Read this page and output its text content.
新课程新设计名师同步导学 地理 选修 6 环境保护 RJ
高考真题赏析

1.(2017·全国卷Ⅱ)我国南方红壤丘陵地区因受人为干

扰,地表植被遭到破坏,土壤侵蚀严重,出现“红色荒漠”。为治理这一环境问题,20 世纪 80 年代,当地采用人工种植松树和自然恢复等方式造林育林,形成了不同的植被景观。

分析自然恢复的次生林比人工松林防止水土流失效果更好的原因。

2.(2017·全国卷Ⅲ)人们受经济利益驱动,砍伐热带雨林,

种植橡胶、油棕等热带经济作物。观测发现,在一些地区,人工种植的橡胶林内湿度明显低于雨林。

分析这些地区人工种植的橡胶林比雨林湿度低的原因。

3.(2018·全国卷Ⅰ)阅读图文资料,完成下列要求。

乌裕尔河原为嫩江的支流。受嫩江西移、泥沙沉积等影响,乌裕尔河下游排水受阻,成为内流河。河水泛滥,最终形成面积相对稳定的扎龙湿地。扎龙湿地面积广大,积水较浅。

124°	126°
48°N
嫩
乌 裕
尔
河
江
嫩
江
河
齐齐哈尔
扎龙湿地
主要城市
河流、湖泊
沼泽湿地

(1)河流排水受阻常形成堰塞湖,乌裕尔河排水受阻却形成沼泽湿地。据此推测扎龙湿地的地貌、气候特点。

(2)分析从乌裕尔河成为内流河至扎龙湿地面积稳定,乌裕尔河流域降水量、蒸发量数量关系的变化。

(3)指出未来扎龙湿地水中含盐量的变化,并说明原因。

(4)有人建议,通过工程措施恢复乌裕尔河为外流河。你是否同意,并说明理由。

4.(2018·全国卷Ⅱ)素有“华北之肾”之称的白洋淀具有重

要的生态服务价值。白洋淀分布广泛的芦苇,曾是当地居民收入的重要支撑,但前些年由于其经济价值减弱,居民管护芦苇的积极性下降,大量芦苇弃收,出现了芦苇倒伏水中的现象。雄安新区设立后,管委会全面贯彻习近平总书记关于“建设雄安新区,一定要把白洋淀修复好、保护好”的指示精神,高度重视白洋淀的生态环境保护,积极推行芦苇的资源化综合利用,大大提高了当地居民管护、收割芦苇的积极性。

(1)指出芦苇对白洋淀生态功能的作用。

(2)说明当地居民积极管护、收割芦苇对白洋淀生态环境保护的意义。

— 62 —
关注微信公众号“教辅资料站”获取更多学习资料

***

## Instruction:
Copy every record exactly, with nothing added or dropped.

## Problem solution:
Read this page and output its text content.
新课程新设计名师同步导学 地理 选修 6 环境保护 RJ
高考真题赏析

1.(2017·全国卷Ⅱ)我国南方红壤丘陵地区因受人为干

扰,地表植被遭到破坏,土壤侵蚀严重,出现“红色荒漠”。为治理这一环境问题,20 世纪 80 年代,当地采用人工种植松树和自然恢复等方式造林育林,形成了不同的植被景观。

分析自然恢复的次生林比人工松林防止水土流失效果更好的原因。

2.(2017·全国卷Ⅲ)人们受经济利益驱动,砍伐热带雨林,

种植橡胶、油棕等热带经济作物。观测发现,在一些地区,人工种植的橡胶林内湿度明显低于雨林。

分析这些地区人工种植的橡胶林比雨林湿度低的原因。

3.(2018·全国卷Ⅰ)阅读图文资料,完成下列要求。

乌裕尔河原为嫩江的支流。受嫩江西移、泥沙沉积等影响,乌裕尔河下游排水受阻,成为内流河。河水泛滥,最终形成面积相对稳定的扎龙湿地。扎龙湿地面积广大,积水较浅。

124°	126°
48°N
嫩
乌 裕
尔
河
江
嫩
江
河
齐齐哈尔
扎龙湿地
主要城市
河流、湖泊
沼泽湿地

(1)河流排水受阻常形成堰塞湖,乌裕尔河排水受阻却形成沼泽湿地。据此推测扎龙湿地的地貌、气候特点。

(2)分析从乌裕尔河成为内流河至扎龙湿地面积稳定,乌裕尔河流域降水量、蒸发量数量关系的变化。

(3)指出未来扎龙湿地水中含盐量的变化,并说明原因。

(4)有人建议,通过工程措施恢复乌裕尔河为外流河。你是否同意,并说明理由。

4.(2018·全国卷Ⅱ)素有“华北之肾”之称的白洋淀具有重

要的生态服务价值。白洋淀分布广泛的芦苇,曾是当地居民收入的重要支撑,但前些年由于其经济价值减弱,居民管护芦苇的积极性下降,大量芦苇弃收,出现了芦苇倒伏水中的现象。雄安新区设立后,管委会全面贯彻习近平总书记关于“建设雄安新区,一定要把白洋淀修复好、保护好”的指示精神,高度重视白洋淀的生态环境保护,积极推行芦苇的资源化综合利用,大大提高了当地居民管护、收割芦苇的积极性。

(1)指出芦苇对白洋淀生态功能的作用。

(2)说明当地居民积极管护、收割芦苇对白洋淀生态环境保护的意义。

— 62 —
关注微信公众号“教辅资料站”获取更多学习资料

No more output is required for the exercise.